| WRITTEN INSTRUCTION |
Below is a listing. Gather each line of it that contains "Explica".

Begin PROVIDED MATERIAL

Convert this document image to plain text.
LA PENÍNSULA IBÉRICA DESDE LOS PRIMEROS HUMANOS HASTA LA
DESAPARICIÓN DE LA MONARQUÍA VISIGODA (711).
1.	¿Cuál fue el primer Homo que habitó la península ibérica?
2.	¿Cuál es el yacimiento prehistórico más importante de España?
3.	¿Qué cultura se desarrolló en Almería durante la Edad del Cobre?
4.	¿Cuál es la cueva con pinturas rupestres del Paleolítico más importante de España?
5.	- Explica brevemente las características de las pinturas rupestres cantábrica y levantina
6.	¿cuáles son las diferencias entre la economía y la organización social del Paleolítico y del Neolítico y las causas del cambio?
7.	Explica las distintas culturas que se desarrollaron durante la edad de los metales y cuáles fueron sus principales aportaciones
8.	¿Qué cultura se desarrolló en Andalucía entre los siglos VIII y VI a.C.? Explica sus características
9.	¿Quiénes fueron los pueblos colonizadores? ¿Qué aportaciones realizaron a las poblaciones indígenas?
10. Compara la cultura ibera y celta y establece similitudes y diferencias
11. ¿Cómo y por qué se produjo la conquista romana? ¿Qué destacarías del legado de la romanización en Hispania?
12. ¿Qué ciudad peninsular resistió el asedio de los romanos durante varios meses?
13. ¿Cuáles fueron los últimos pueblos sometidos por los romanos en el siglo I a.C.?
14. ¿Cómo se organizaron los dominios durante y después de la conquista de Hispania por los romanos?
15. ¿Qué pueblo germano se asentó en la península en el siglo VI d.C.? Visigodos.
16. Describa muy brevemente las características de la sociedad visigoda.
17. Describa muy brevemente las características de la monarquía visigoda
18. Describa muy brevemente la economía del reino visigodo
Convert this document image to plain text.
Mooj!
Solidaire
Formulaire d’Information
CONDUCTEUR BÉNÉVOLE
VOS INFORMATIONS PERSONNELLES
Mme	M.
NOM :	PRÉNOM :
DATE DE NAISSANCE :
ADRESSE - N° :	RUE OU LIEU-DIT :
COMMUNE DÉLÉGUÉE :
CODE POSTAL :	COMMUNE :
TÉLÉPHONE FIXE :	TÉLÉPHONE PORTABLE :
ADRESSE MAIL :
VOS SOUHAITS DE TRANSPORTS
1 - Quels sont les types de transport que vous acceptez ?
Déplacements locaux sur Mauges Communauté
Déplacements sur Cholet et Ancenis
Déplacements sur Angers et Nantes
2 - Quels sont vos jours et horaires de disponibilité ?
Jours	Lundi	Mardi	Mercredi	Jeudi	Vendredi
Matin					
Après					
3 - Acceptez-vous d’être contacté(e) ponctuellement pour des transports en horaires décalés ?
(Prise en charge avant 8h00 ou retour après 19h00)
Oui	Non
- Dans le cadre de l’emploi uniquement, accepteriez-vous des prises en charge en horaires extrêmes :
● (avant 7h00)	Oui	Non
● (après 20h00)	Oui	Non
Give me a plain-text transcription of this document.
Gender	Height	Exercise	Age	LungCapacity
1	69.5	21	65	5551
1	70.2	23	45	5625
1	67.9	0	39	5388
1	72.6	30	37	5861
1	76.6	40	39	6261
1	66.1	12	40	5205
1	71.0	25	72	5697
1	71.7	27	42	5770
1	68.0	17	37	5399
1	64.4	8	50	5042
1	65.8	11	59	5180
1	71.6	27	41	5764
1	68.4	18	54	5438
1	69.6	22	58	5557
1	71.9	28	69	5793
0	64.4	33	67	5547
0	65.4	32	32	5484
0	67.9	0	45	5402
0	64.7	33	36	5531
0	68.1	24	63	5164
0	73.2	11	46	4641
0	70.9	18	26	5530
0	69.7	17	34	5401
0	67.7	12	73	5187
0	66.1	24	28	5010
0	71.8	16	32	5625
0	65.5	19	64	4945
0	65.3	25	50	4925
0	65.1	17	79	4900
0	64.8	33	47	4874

End PROVIDED MATERIAL

| WORKED ANSWER |
5.	- Explica brevemente las características de las pinturas rupestres cantábrica y levantina
7.	Explica las distintas culturas que se desarrollaron durante la edad de los metales y cuáles fueron sus principales aportaciones
8.	¿Qué cultura se desarrolló en Andalucía entre los siglos VIII y VI a.C.? Explica sus características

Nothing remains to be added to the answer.